■ **EXERCISE GOAL**
Give only the number of lines that hold the word "JSON".

■ **DATASET ROWS**
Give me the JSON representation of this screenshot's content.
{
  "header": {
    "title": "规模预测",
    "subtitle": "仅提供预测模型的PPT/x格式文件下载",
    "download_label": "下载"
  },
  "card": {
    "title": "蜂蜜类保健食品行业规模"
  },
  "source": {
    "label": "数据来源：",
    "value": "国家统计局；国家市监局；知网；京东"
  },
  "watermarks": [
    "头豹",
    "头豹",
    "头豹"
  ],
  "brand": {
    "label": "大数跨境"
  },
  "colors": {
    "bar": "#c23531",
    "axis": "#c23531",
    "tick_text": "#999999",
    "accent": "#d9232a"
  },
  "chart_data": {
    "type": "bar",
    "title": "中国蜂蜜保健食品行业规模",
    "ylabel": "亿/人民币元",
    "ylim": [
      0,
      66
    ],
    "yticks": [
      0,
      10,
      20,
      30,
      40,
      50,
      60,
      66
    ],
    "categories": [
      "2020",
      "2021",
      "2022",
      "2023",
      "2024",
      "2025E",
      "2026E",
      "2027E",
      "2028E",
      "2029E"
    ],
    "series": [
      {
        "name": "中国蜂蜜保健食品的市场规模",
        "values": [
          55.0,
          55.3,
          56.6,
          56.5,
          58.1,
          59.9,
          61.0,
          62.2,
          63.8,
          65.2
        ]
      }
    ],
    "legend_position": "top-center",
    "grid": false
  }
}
--
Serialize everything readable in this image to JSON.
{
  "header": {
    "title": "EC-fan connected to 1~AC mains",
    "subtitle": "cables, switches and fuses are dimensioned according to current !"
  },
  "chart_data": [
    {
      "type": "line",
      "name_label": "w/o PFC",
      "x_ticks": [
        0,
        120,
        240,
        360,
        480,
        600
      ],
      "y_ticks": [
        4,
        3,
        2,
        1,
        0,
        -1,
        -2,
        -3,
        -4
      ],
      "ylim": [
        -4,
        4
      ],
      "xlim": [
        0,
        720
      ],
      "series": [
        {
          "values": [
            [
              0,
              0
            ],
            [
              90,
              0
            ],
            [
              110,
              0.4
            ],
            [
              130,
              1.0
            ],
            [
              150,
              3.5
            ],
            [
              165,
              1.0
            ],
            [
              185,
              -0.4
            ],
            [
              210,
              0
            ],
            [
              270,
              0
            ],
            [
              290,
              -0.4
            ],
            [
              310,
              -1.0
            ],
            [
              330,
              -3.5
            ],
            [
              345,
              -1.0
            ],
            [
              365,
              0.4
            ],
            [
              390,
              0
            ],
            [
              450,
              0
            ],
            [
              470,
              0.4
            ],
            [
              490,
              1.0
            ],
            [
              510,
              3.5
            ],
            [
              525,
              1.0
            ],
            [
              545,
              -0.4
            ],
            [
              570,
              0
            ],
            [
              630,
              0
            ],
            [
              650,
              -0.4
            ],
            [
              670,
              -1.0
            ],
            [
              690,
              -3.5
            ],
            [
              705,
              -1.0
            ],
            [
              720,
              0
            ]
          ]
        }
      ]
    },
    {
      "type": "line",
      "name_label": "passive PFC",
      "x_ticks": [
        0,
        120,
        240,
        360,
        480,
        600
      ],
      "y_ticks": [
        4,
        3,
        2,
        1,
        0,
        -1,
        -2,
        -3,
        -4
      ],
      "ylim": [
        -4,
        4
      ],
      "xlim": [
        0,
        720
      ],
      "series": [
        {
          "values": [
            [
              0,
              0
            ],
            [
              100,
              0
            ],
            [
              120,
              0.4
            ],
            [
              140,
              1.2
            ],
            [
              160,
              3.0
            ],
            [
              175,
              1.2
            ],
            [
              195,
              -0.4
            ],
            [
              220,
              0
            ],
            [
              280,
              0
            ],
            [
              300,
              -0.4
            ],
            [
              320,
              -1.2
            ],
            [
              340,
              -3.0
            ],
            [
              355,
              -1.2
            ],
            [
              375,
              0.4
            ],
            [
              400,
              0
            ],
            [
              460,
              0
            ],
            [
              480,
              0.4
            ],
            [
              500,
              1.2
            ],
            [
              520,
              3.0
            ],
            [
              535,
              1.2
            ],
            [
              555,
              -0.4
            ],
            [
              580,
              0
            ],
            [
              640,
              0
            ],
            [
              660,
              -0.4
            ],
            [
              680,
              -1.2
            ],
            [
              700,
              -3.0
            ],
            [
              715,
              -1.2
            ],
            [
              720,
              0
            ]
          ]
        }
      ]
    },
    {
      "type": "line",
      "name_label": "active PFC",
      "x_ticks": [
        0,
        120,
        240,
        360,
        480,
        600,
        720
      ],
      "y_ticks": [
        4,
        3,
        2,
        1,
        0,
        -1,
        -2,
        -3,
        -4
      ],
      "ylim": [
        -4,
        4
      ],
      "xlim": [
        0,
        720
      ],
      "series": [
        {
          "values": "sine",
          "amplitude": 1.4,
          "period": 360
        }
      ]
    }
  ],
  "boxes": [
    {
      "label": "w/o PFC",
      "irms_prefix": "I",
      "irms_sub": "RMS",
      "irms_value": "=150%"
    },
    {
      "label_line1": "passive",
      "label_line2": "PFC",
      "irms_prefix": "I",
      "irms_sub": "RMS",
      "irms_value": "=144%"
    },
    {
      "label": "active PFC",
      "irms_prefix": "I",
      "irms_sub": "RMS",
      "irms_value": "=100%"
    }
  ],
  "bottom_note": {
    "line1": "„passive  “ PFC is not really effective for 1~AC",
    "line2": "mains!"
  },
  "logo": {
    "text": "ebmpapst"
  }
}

■ **RESPONSE**
2